Count how many lines in the listing below contain the word "subtitle", and reply with only that number.
— start Data provided —
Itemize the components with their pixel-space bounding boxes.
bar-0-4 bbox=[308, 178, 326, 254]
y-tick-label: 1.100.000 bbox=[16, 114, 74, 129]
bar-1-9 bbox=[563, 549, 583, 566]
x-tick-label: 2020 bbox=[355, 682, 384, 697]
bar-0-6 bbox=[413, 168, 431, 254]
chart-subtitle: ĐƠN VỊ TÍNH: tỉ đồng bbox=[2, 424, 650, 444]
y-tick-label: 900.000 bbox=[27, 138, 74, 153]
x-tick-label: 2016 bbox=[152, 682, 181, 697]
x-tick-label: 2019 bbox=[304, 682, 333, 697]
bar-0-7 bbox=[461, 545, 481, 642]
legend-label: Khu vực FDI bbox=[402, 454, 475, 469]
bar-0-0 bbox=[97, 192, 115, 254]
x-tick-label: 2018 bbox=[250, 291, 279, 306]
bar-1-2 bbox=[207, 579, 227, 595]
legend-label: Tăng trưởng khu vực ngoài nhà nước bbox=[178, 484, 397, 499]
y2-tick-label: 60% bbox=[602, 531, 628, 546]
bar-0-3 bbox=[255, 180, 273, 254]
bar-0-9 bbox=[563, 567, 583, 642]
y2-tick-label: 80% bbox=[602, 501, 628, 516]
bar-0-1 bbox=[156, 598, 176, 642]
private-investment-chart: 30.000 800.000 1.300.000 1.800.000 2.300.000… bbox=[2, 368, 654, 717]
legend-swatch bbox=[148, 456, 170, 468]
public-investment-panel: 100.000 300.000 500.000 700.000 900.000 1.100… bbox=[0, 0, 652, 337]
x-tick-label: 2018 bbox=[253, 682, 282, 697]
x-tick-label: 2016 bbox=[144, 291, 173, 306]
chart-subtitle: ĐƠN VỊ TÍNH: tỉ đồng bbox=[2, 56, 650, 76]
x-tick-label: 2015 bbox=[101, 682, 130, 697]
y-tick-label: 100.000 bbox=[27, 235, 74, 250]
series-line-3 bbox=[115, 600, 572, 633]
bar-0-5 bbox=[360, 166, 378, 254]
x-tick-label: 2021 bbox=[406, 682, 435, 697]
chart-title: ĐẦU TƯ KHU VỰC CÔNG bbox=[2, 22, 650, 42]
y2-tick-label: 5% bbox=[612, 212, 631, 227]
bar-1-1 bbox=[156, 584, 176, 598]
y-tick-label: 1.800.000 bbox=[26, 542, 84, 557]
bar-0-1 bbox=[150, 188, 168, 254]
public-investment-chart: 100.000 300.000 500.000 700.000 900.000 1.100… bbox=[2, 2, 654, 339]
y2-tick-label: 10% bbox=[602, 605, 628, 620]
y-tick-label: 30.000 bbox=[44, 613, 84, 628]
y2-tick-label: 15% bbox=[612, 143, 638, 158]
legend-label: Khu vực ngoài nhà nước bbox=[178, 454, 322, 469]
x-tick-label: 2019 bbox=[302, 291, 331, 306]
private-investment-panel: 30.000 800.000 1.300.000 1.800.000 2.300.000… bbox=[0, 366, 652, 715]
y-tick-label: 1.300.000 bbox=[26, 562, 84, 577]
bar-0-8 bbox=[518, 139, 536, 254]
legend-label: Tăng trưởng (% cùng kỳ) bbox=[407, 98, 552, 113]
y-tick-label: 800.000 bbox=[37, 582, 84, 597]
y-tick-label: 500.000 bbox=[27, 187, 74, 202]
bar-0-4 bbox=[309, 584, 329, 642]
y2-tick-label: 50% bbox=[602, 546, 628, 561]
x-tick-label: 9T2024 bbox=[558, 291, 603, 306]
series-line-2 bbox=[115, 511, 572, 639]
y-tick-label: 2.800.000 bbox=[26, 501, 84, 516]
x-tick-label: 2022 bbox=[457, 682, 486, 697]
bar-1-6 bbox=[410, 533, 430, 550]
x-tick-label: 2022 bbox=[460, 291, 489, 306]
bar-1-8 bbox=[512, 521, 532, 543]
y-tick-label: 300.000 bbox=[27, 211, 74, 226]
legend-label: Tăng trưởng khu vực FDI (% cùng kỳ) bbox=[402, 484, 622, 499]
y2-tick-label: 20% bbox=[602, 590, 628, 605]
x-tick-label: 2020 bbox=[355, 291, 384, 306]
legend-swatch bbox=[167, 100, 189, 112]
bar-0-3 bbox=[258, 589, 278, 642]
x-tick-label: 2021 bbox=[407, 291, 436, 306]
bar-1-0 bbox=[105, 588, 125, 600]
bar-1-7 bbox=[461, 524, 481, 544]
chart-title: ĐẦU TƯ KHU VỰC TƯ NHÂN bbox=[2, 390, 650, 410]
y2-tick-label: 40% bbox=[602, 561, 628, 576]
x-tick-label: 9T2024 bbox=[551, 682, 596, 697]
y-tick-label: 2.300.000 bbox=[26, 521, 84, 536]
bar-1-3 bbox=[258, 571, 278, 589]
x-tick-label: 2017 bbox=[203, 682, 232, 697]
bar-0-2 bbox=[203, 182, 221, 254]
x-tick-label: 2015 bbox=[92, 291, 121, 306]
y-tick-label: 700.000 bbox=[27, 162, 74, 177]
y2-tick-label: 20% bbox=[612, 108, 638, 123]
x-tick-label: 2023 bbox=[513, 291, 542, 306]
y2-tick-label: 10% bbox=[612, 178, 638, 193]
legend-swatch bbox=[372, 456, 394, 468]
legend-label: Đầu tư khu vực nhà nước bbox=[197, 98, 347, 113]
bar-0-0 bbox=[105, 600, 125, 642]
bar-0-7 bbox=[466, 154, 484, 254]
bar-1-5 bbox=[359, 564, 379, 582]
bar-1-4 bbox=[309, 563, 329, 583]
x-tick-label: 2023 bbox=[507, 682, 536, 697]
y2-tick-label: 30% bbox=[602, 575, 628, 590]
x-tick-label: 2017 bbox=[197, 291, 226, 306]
— end Data provided —
**Task response**
2